A block of data
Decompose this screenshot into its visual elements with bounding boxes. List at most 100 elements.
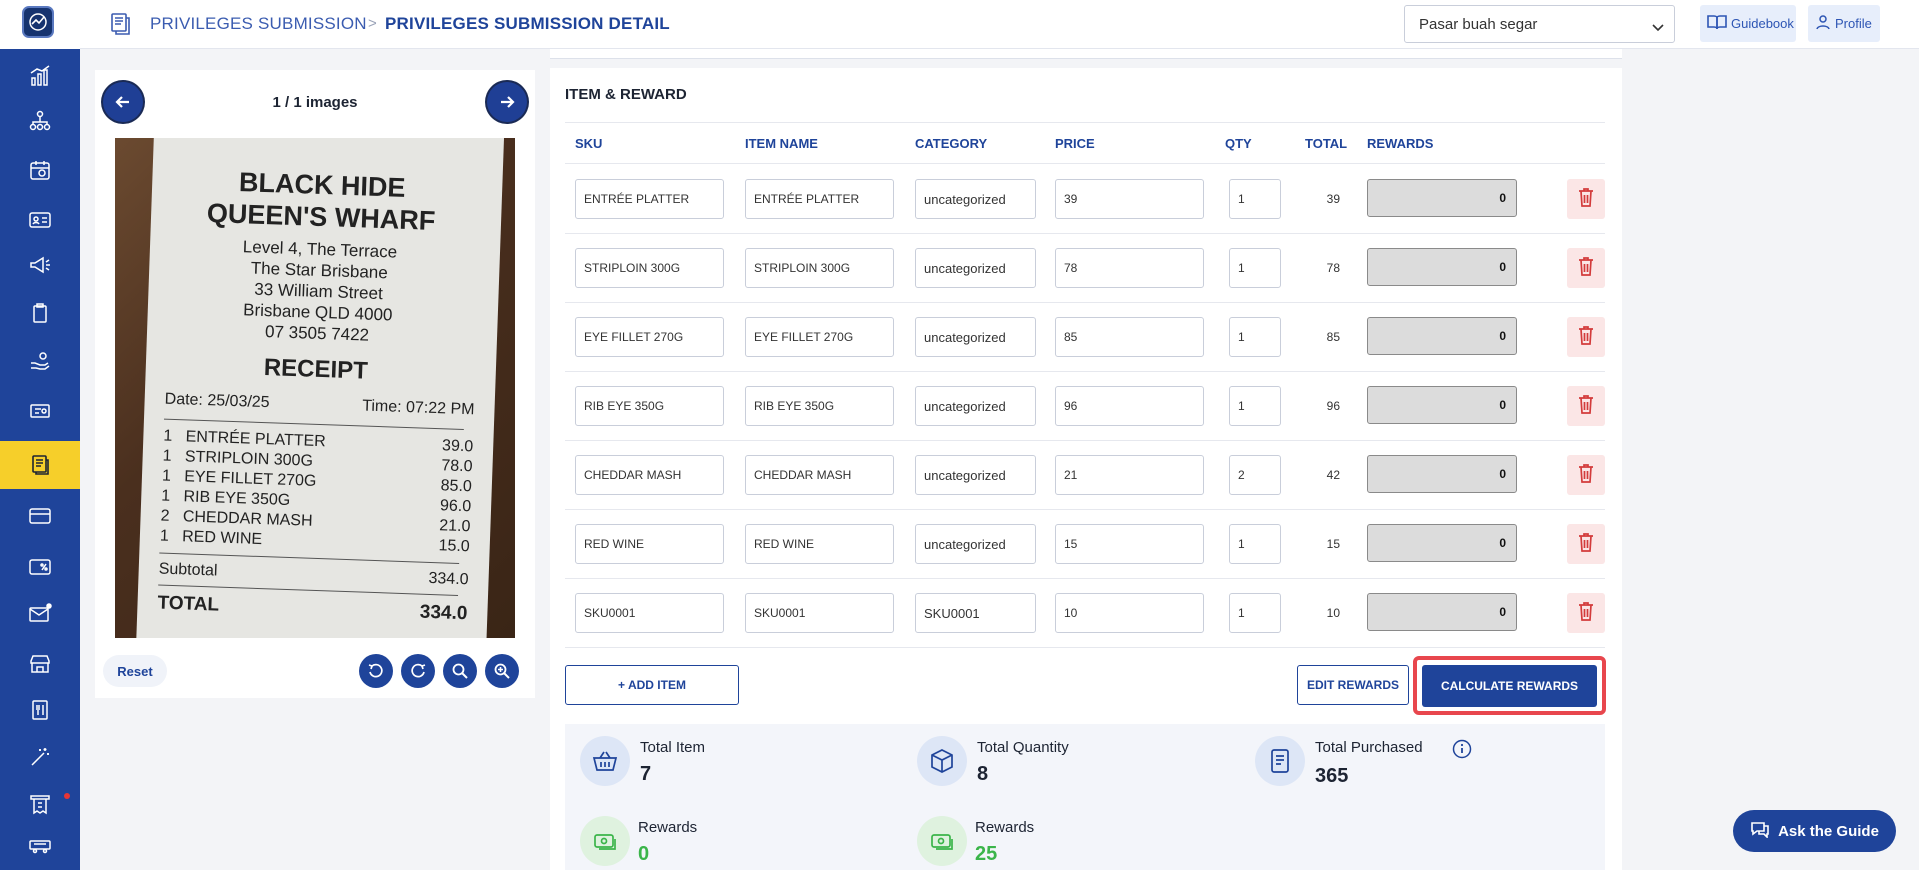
zoom-out-button[interactable] bbox=[443, 654, 477, 688]
delete-row-button[interactable] bbox=[1567, 317, 1605, 357]
reward-input: 0 bbox=[1367, 179, 1517, 217]
sku-input[interactable]: SKU0001 bbox=[575, 593, 724, 633]
qty-input[interactable]: 1 bbox=[1229, 317, 1281, 357]
delete-row-button[interactable] bbox=[1567, 386, 1605, 426]
category-input[interactable]: uncategorized bbox=[915, 455, 1036, 495]
price-input[interactable]: 10 bbox=[1055, 593, 1204, 633]
category-input[interactable]: SKU0001 bbox=[915, 593, 1036, 633]
receipt-icon[interactable] bbox=[0, 780, 80, 828]
info-icon[interactable] bbox=[1452, 739, 1472, 764]
price-input[interactable]: 21 bbox=[1055, 455, 1204, 495]
next-image-button[interactable] bbox=[487, 82, 527, 122]
sku-input[interactable]: STRIPLOIN 300G bbox=[575, 248, 724, 288]
guidebook-button[interactable]: Guidebook bbox=[1700, 5, 1796, 42]
ticket-icon[interactable] bbox=[0, 387, 80, 435]
price-input[interactable]: 78 bbox=[1055, 248, 1204, 288]
category-input[interactable]: uncategorized bbox=[915, 179, 1036, 219]
delete-row-button[interactable] bbox=[1567, 179, 1605, 219]
megaphone-icon[interactable] bbox=[0, 241, 80, 289]
calendar-icon[interactable] bbox=[0, 146, 80, 194]
add-item-button[interactable]: + ADD ITEM bbox=[565, 665, 739, 705]
qty-input[interactable]: 2 bbox=[1229, 455, 1281, 495]
receipt-image[interactable]: BLACK HIDE QUEEN'S WHARF Level 4, The Te… bbox=[115, 138, 515, 638]
org-chart-icon[interactable] bbox=[0, 97, 80, 145]
qty-input[interactable]: 1 bbox=[1229, 524, 1281, 564]
sku-input[interactable]: RED WINE bbox=[575, 524, 724, 564]
chart-icon[interactable] bbox=[0, 52, 80, 100]
calculate-rewards-button[interactable]: CALCULATE REWARDS bbox=[1422, 665, 1597, 707]
zoom-in-button[interactable] bbox=[485, 654, 519, 688]
reset-button[interactable]: Reset bbox=[103, 655, 167, 687]
item-name-input[interactable]: SKU0001 bbox=[745, 593, 894, 633]
truck-icon[interactable] bbox=[0, 822, 80, 870]
item-name-input[interactable]: RED WINE bbox=[745, 524, 894, 564]
rotate-left-icon bbox=[368, 663, 383, 678]
delete-row-button[interactable] bbox=[1567, 593, 1605, 633]
store-select[interactable]: Pasar buah segar bbox=[1404, 5, 1675, 43]
profile-label: Profile bbox=[1835, 16, 1872, 31]
price-input[interactable]: 85 bbox=[1055, 317, 1204, 357]
row-total: 39 bbox=[1326, 192, 1340, 206]
delete-row-button[interactable] bbox=[1567, 524, 1605, 564]
receipt-date: Date: 25/03/25 bbox=[164, 390, 270, 412]
rotate-left-button[interactable] bbox=[359, 654, 393, 688]
reward-input: 0 bbox=[1367, 593, 1517, 631]
profile-button[interactable]: Profile bbox=[1808, 5, 1880, 42]
store-icon[interactable] bbox=[0, 640, 80, 688]
previous-section-edge bbox=[550, 49, 1622, 59]
item-name-input[interactable]: RIB EYE 350G bbox=[745, 386, 894, 426]
chevron-down-icon bbox=[1652, 19, 1664, 36]
column-header-rewards: REWARDS bbox=[1367, 136, 1434, 151]
total-quantity-value: 8 bbox=[977, 763, 989, 785]
notification-dot bbox=[64, 793, 70, 799]
hand-coin-icon[interactable] bbox=[0, 337, 80, 385]
table-row: EYE FILLET 270G EYE FILLET 270G uncategori… bbox=[565, 303, 1605, 372]
ask-the-guide-button[interactable]: Ask the Guide bbox=[1733, 810, 1896, 852]
price-input[interactable]: 15 bbox=[1055, 524, 1204, 564]
item-name-input[interactable]: ENTRÉE PLATTER bbox=[745, 179, 894, 219]
receipt-subtotal-value: 334.0 bbox=[428, 569, 469, 589]
price-input[interactable]: 96 bbox=[1055, 386, 1204, 426]
price-input[interactable]: 39 bbox=[1055, 179, 1204, 219]
receipt-total-value: 334.0 bbox=[419, 601, 468, 625]
sku-input[interactable]: ENTRÉE PLATTER bbox=[575, 179, 724, 219]
qty-input[interactable]: 1 bbox=[1229, 248, 1281, 288]
item-reward-card: ITEM & REWARD SKU ITEM NAME CATEGORY PRI… bbox=[550, 68, 1622, 870]
image-counter: 1 / 1 images bbox=[272, 94, 358, 111]
zoom-out-icon bbox=[452, 663, 468, 679]
category-input[interactable]: uncategorized bbox=[915, 248, 1036, 288]
card-icon[interactable] bbox=[0, 492, 80, 540]
qty-input[interactable]: 1 bbox=[1229, 593, 1281, 633]
edit-rewards-button[interactable]: EDIT REWARDS bbox=[1297, 665, 1409, 705]
item-name-input[interactable]: STRIPLOIN 300G bbox=[745, 248, 894, 288]
box-icon bbox=[917, 736, 967, 786]
qty-input[interactable]: 1 bbox=[1229, 386, 1281, 426]
discount-card-icon[interactable] bbox=[0, 543, 80, 591]
column-header-qty: QTY bbox=[1225, 136, 1252, 151]
basket-icon bbox=[580, 736, 630, 786]
item-name-input[interactable]: CHEDDAR MASH bbox=[745, 455, 894, 495]
document-icon[interactable] bbox=[0, 441, 80, 489]
receipt-total-label: TOTAL bbox=[157, 592, 220, 616]
qty-input[interactable]: 1 bbox=[1229, 179, 1281, 219]
delete-row-button[interactable] bbox=[1567, 248, 1605, 288]
menu-book-icon[interactable] bbox=[0, 686, 80, 734]
category-input[interactable]: uncategorized bbox=[915, 524, 1036, 564]
row-total: 15 bbox=[1326, 537, 1340, 551]
id-card-icon[interactable] bbox=[0, 196, 80, 244]
reward-input: 0 bbox=[1367, 248, 1517, 286]
app-logo[interactable] bbox=[22, 6, 54, 38]
magic-wand-icon[interactable] bbox=[0, 733, 80, 781]
rotate-right-button[interactable] bbox=[401, 654, 435, 688]
sku-input[interactable]: EYE FILLET 270G bbox=[575, 317, 724, 357]
category-input[interactable]: uncategorized bbox=[915, 317, 1036, 357]
sku-input[interactable]: RIB EYE 350G bbox=[575, 386, 724, 426]
category-input[interactable]: uncategorized bbox=[915, 386, 1036, 426]
breadcrumb-parent[interactable]: PRIVILEGES SUBMISSION bbox=[150, 14, 367, 34]
delete-row-button[interactable] bbox=[1567, 455, 1605, 495]
mail-icon[interactable] bbox=[0, 590, 80, 638]
table-row: RIB EYE 350G RIB EYE 350G uncategorized 96 1… bbox=[565, 372, 1605, 441]
clipboard-icon[interactable] bbox=[0, 289, 80, 337]
item-name-input[interactable]: EYE FILLET 270G bbox=[745, 317, 894, 357]
sku-input[interactable]: CHEDDAR MASH bbox=[575, 455, 724, 495]
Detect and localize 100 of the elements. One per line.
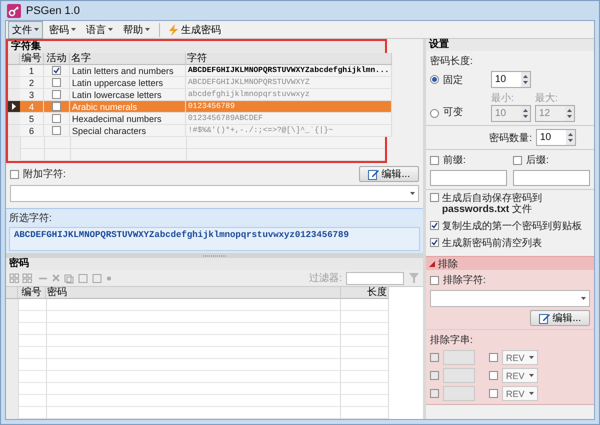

## Aim of the task
Write out all the lines in the items above as a numbered list, skipping blank lines. Leave out the pictures.

## Exercise output
1. Decompose this screenshot into its visual elements with bounding boxes. List at most 100 elements.
2. zoom-out-button[interactable] bbox=[443, 654, 477, 688]
3. delete-row-button[interactable] bbox=[1567, 317, 1605, 357]
4. reward-input: 0 bbox=[1367, 179, 1517, 217]
5. sku-input[interactable]: SKU0001 bbox=[575, 593, 724, 633]
6. qty-input[interactable]: 1 bbox=[1229, 317, 1281, 357]
7. delete-row-button[interactable] bbox=[1567, 386, 1605, 426]
8. category-input[interactable]: uncategorized bbox=[915, 455, 1036, 495]
9. price-input[interactable]: 10 bbox=[1055, 593, 1204, 633]
10. category-input[interactable]: SKU0001 bbox=[915, 593, 1036, 633]
11. receipt-icon[interactable] bbox=[0, 780, 80, 828]
12. info-icon[interactable] bbox=[1452, 739, 1472, 764]
13. price-input[interactable]: 21 bbox=[1055, 455, 1204, 495]
14. next-image-button[interactable] bbox=[487, 82, 527, 122]
15. sku-input[interactable]: STRIPLOIN 300G bbox=[575, 248, 724, 288]
16. guidebook-button[interactable]: Guidebook bbox=[1700, 5, 1796, 42]
17. ticket-icon[interactable] bbox=[0, 387, 80, 435]
18. price-input[interactable]: 78 bbox=[1055, 248, 1204, 288]
19. category-input[interactable]: uncategorized bbox=[915, 179, 1036, 219]
20. delete-row-button[interactable] bbox=[1567, 179, 1605, 219]
21. megaphone-icon[interactable] bbox=[0, 241, 80, 289]
22. calendar-icon[interactable] bbox=[0, 146, 80, 194]
23. add-item-button[interactable]: + ADD ITEM bbox=[565, 665, 739, 705]
24. qty-input[interactable]: 2 bbox=[1229, 455, 1281, 495]
25. receipt-image[interactable]: BLACK HIDE QUEEN'S WHARF Level 4, The Te… bbox=[115, 138, 515, 638]
26. org-chart-icon[interactable] bbox=[0, 97, 80, 145]
27. qty-input[interactable]: 1 bbox=[1229, 524, 1281, 564]
28. sku-input[interactable]: RED WINE bbox=[575, 524, 724, 564]
29. chart-icon[interactable] bbox=[0, 52, 80, 100]
30. calculate-rewards-button[interactable]: CALCULATE REWARDS bbox=[1422, 665, 1597, 707]
31. zoom-in-button[interactable] bbox=[485, 654, 519, 688]
32. reset-button[interactable]: Reset bbox=[103, 655, 167, 687]
33. item-name-input[interactable]: SKU0001 bbox=[745, 593, 894, 633]
34. truck-icon[interactable] bbox=[0, 822, 80, 870]
35. item-name-input[interactable]: RED WINE bbox=[745, 524, 894, 564]
36. rotate-left-icon bbox=[368, 663, 383, 678]
37. delete-row-button[interactable] bbox=[1567, 593, 1605, 633]
38. store-select[interactable]: Pasar buah segar bbox=[1404, 5, 1675, 43]
39. profile-label: Profile bbox=[1835, 16, 1872, 31]
40. price-input[interactable]: 85 bbox=[1055, 317, 1204, 357]
41. row-total: 39 bbox=[1326, 192, 1340, 206]
42. delete-row-button[interactable] bbox=[1567, 524, 1605, 564]
43. receipt-date: Date: 25/03/25 bbox=[164, 390, 270, 412]
44. rotate-left-button[interactable] bbox=[359, 654, 393, 688]
45. reward-input: 0 bbox=[1367, 593, 1517, 631]
46. profile-button[interactable]: Profile bbox=[1808, 5, 1880, 42]
47. store-icon[interactable] bbox=[0, 640, 80, 688]
48. previous-section-edge bbox=[550, 49, 1622, 59]
49. item-name-input[interactable]: RIB EYE 350G bbox=[745, 386, 894, 426]
50. chevron-down-icon bbox=[1652, 19, 1664, 36]
51. column-header-rewards: REWARDS bbox=[1367, 136, 1434, 151]
52. total-quantity-value: 8 bbox=[977, 763, 989, 785]
53. notification-dot bbox=[64, 793, 70, 799]
54. hand-coin-icon[interactable] bbox=[0, 337, 80, 385]
55. table-row: EYE FILLET 270G EYE FILLET 270G uncategori… bbox=[565, 303, 1605, 372]
56. ask-the-guide-button[interactable]: Ask the Guide bbox=[1733, 810, 1896, 852]
57. price-input[interactable]: 15 bbox=[1055, 524, 1204, 564]
58. item-name-input[interactable]: ENTRÉE PLATTER bbox=[745, 179, 894, 219]
59. receipt-subtotal-value: 334.0 bbox=[428, 569, 469, 589]
60. price-input[interactable]: 96 bbox=[1055, 386, 1204, 426]
61. price-input[interactable]: 39 bbox=[1055, 179, 1204, 219]
62. receipt-total-value: 334.0 bbox=[419, 601, 468, 625]
63. sku-input[interactable]: ENTRÉE PLATTER bbox=[575, 179, 724, 219]
64. qty-input[interactable]: 1 bbox=[1229, 248, 1281, 288]
65. item-reward-card: ITEM & REWARD SKU ITEM NAME CATEGORY PRI… bbox=[550, 68, 1622, 870]
66. image-counter: 1 / 1 images bbox=[272, 94, 358, 111]
67. zoom-out-icon bbox=[452, 663, 468, 679]
68. category-input[interactable]: uncategorized bbox=[915, 248, 1036, 288]
69. card-icon[interactable] bbox=[0, 492, 80, 540]
70. qty-input[interactable]: 1 bbox=[1229, 593, 1281, 633]
71. edit-rewards-button[interactable]: EDIT REWARDS bbox=[1297, 665, 1409, 705]
72. item-name-input[interactable]: STRIPLOIN 300G bbox=[745, 248, 894, 288]
73. box-icon bbox=[917, 736, 967, 786]
74. qty-input[interactable]: 1 bbox=[1229, 386, 1281, 426]
75. discount-card-icon[interactable] bbox=[0, 543, 80, 591]
76. column-header-qty: QTY bbox=[1225, 136, 1252, 151]
77. basket-icon bbox=[580, 736, 630, 786]
78. item-name-input[interactable]: CHEDDAR MASH bbox=[745, 455, 894, 495]
79. document-icon[interactable] bbox=[0, 441, 80, 489]
80. receipt-total-label: TOTAL bbox=[157, 592, 220, 616]
81. qty-input[interactable]: 1 bbox=[1229, 179, 1281, 219]
82. delete-row-button[interactable] bbox=[1567, 248, 1605, 288]
83. menu-book-icon[interactable] bbox=[0, 686, 80, 734]
84. category-input[interactable]: uncategorized bbox=[915, 524, 1036, 564]
85. row-total: 15 bbox=[1326, 537, 1340, 551]
86. id-card-icon[interactable] bbox=[0, 196, 80, 244]
87. reward-input: 0 bbox=[1367, 248, 1517, 286]
88. app-logo[interactable] bbox=[22, 6, 54, 38]
89. magic-wand-icon[interactable] bbox=[0, 733, 80, 781]
90. rotate-right-button[interactable] bbox=[401, 654, 435, 688]
91. sku-input[interactable]: EYE FILLET 270G bbox=[575, 317, 724, 357]
92. category-input[interactable]: uncategorized bbox=[915, 317, 1036, 357]
93. sku-input[interactable]: RIB EYE 350G bbox=[575, 386, 724, 426]
94. category-input[interactable]: uncategorized bbox=[915, 386, 1036, 426]
95. breadcrumb-parent[interactable]: PRIVILEGES SUBMISSION bbox=[150, 14, 367, 34]
96. delete-row-button[interactable] bbox=[1567, 455, 1605, 495]
97. mail-icon[interactable] bbox=[0, 590, 80, 638]
98. table-row: RIB EYE 350G RIB EYE 350G uncategorized 96 1… bbox=[565, 372, 1605, 441]
99. clipboard-icon[interactable] bbox=[0, 289, 80, 337]
100. item-name-input[interactable]: EYE FILLET 270G bbox=[745, 317, 894, 357]
101. sku-input[interactable]: CHEDDAR MASH bbox=[575, 455, 724, 495]
102. Detect and localize 100 of the elements. One per line.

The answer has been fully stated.